| Direction |
Will you transcribe the entries that follow, exactly and in full?

Dataset items
## BEGIN

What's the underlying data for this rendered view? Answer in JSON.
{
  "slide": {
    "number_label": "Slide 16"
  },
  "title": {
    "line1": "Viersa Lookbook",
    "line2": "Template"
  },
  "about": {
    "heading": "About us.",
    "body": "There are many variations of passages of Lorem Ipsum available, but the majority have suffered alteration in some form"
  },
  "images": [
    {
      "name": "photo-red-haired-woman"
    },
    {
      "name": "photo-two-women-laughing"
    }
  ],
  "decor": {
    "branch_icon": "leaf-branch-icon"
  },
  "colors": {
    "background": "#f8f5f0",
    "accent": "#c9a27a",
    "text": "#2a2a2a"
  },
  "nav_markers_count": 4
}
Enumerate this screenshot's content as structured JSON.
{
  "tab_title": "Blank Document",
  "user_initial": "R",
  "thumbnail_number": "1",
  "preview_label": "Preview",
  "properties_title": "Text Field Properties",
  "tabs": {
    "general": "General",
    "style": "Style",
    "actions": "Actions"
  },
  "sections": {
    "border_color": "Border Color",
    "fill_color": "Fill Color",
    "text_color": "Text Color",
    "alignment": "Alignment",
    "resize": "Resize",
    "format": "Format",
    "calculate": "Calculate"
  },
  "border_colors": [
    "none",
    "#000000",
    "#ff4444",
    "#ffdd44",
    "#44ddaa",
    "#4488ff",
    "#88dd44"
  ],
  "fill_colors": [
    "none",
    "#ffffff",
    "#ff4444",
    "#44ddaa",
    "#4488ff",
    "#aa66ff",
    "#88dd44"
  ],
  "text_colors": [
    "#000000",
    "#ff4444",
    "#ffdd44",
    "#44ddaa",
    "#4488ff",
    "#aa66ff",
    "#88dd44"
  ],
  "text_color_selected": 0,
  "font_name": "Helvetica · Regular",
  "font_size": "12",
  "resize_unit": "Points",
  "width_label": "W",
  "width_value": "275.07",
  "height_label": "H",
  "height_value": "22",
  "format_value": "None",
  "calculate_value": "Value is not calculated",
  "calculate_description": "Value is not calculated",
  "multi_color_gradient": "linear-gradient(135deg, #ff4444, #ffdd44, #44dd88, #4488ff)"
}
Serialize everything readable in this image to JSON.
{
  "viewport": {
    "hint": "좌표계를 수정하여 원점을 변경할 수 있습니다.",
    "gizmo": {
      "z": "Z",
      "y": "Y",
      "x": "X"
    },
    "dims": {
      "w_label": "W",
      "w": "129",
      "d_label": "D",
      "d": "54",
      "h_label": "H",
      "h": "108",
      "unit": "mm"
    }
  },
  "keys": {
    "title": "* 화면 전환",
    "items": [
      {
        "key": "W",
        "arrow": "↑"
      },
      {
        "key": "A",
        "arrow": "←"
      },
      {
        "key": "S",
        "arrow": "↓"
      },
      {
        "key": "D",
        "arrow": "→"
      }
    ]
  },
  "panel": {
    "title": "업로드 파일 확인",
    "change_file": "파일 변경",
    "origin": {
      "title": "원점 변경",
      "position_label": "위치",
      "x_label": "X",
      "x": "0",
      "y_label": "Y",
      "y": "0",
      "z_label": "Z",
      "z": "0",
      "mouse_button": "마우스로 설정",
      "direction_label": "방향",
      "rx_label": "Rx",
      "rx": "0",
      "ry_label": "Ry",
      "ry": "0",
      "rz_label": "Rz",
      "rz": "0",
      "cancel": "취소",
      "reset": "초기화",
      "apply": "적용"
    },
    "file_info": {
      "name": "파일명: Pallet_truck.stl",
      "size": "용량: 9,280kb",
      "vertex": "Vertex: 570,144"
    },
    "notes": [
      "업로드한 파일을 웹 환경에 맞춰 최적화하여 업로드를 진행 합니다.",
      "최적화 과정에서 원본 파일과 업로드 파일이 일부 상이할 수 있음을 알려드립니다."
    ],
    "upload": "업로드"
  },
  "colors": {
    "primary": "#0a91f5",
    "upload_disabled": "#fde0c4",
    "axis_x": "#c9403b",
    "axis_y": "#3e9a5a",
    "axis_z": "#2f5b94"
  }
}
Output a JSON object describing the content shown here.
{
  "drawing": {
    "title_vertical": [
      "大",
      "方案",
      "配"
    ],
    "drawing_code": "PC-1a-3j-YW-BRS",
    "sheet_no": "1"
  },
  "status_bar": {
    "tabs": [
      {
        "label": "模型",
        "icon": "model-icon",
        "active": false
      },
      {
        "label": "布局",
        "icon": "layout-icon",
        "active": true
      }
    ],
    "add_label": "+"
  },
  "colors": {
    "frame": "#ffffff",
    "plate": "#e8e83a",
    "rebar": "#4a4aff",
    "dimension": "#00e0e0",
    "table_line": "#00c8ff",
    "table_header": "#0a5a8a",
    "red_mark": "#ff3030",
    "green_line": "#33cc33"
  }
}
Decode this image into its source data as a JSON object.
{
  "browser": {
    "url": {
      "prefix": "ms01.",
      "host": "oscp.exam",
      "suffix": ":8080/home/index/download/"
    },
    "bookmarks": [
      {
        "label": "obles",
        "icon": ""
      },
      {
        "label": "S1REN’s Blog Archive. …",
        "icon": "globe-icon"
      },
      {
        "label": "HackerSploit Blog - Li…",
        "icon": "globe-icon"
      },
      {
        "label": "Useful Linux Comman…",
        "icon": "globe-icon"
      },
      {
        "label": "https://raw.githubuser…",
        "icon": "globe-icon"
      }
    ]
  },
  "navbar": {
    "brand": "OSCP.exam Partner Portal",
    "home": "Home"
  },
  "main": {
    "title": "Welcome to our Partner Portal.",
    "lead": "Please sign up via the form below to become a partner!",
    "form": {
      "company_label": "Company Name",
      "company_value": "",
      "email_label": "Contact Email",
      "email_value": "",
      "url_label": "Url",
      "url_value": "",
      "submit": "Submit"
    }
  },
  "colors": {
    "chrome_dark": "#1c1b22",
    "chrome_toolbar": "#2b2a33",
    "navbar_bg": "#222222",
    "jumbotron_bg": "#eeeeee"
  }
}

## END

| Completed task |
What's the underlying data for this rendered view? Answer in JSON.
{
  "slide": {
    "number_label": "Slide 16"
  },
  "title": {
    "line1": "Viersa Lookbook",
    "line2": "Template"
  },
  "about": {
    "heading": "About us.",
    "body": "There are many variations of passages of Lorem Ipsum available, but the majority have suffered alteration in some form"
  },
  "images": [
    {
      "name": "photo-red-haired-woman"
    },
    {
      "name": "photo-two-women-laughing"
    }
  ],
  "decor": {
    "branch_icon": "leaf-branch-icon"
  },
  "colors": {
    "background": "#f8f5f0",
    "accent": "#c9a27a",
    "text": "#2a2a2a"
  },
  "nav_markers_count": 4
}
Enumerate this screenshot's content as structured JSON.
{
  "tab_title": "Blank Document",
  "user_initial": "R",
  "thumbnail_number": "1",
  "preview_label": "Preview",
  "properties_title": "Text Field Properties",
  "tabs": {
    "general": "General",
    "style": "Style",
    "actions": "Actions"
  },
  "sections": {
    "border_color": "Border Color",
    "fill_color": "Fill Color",
    "text_color": "Text Color",
    "alignment": "Alignment",
    "resize": "Resize",
    "format": "Format",
    "calculate": "Calculate"
  },
  "border_colors": [
    "none",
    "#000000",
    "#ff4444",
    "#ffdd44",
    "#44ddaa",
    "#4488ff",
    "#88dd44"
  ],
  "fill_colors": [
    "none",
    "#ffffff",
    "#ff4444",
    "#44ddaa",
    "#4488ff",
    "#aa66ff",
    "#88dd44"
  ],
  "text_colors": [
    "#000000",
    "#ff4444",
    "#ffdd44",
    "#44ddaa",
    "#4488ff",
    "#aa66ff",
    "#88dd44"
  ],
  "text_color_selected": 0,
  "font_name": "Helvetica · Regular",
  "font_size": "12",
  "resize_unit": "Points",
  "width_label": "W",
  "width_value": "275.07",
  "height_label": "H",
  "height_value": "22",
  "format_value": "None",
  "calculate_value": "Value is not calculated",
  "calculate_description": "Value is not calculated",
  "multi_color_gradient": "linear-gradient(135deg, #ff4444, #ffdd44, #44dd88, #4488ff)"
}
Serialize everything readable in this image to JSON.
{
  "viewport": {
    "hint": "좌표계를 수정하여 원점을 변경할 수 있습니다.",
    "gizmo": {
      "z": "Z",
      "y": "Y",
      "x": "X"
    },
    "dims": {
      "w_label": "W",
      "w": "129",
      "d_label": "D",
      "d": "54",
      "h_label": "H",
      "h": "108",
      "unit": "mm"
    }
  },
  "keys": {
    "title": "* 화면 전환",
    "items": [
      {
        "key": "W",
        "arrow": "↑"
      },
      {
        "key": "A",
        "arrow": "←"
      },
      {
        "key": "S",
        "arrow": "↓"
      },
      {
        "key": "D",
        "arrow": "→"
      }
    ]
  },
  "panel": {
    "title": "업로드 파일 확인",
    "change_file": "파일 변경",
    "origin": {
      "title": "원점 변경",
      "position_label": "위치",
      "x_label": "X",
      "x": "0",
      "y_label": "Y",
      "y": "0",
      "z_label": "Z",
      "z": "0",
      "mouse_button": "마우스로 설정",
      "direction_label": "방향",
      "rx_label": "Rx",
      "rx": "0",
      "ry_label": "Ry",
      "ry": "0",
      "rz_label": "Rz",
      "rz": "0",
      "cancel": "취소",
      "reset": "초기화",
      "apply": "적용"
    },
    "file_info": {
      "name": "파일명: Pallet_truck.stl",
      "size": "용량: 9,280kb",
      "vertex": "Vertex: 570,144"
    },
    "notes": [
      "업로드한 파일을 웹 환경에 맞춰 최적화하여 업로드를 진행 합니다.",
      "최적화 과정에서 원본 파일과 업로드 파일이 일부 상이할 수 있음을 알려드립니다."
    ],
    "upload": "업로드"
  },
  "colors": {
    "primary": "#0a91f5",
    "upload_disabled": "#fde0c4",
    "axis_x": "#c9403b",
    "axis_y": "#3e9a5a",
    "axis_z": "#2f5b94"
  }
}
Output a JSON object describing the content shown here.
{
  "drawing": {
    "title_vertical": [
      "大",
      "方案",
      "配"
    ],
    "drawing_code": "PC-1a-3j-YW-BRS",
    "sheet_no": "1"
  },
  "status_bar": {
    "tabs": [
      {
        "label": "模型",
        "icon": "model-icon",
        "active": false
      },
      {
        "label": "布局",
        "icon": "layout-icon",
        "active": true
      }
    ],
    "add_label": "+"
  },
  "colors": {
    "frame": "#ffffff",
    "plate": "#e8e83a",
    "rebar": "#4a4aff",
    "dimension": "#00e0e0",
    "table_line": "#00c8ff",
    "table_header": "#0a5a8a",
    "red_mark": "#ff3030",
    "green_line": "#33cc33"
  }
}
Decode this image into its source data as a JSON object.
{
  "browser": {
    "url": {
      "prefix": "ms01.",
      "host": "oscp.exam",
      "suffix": ":8080/home/index/download/"
    },
    "bookmarks": [
      {
        "label": "obles",
        "icon": ""
      },
      {
        "label": "S1REN’s Blog Archive. …",
        "icon": "globe-icon"
      },
      {
        "label": "HackerSploit Blog - Li…",
        "icon": "globe-icon"
      },
      {
        "label": "Useful Linux Comman…",
        "icon": "globe-icon"
      },
      {
        "label": "https://raw.githubuser…",
        "icon": "globe-icon"
      }
    ]
  },
  "navbar": {
    "brand": "OSCP.exam Partner Portal",
    "home": "Home"
  },
  "main": {
    "title": "Welcome to our Partner Portal.",
    "lead": "Please sign up via the form below to become a partner!",
    "form": {
      "company_label": "Company Name",
      "company_value": "",
      "email_label": "Contact Email",
      "email_value": "",
      "url_label": "Url",
      "url_value": "",
      "submit": "Submit"
    }
  },
  "colors": {
    "chrome_dark": "#1c1b22",
    "chrome_toolbar": "#2b2a33",
    "navbar_bg": "#222222",
    "jumbotron_bg": "#eeeeee"
  }
}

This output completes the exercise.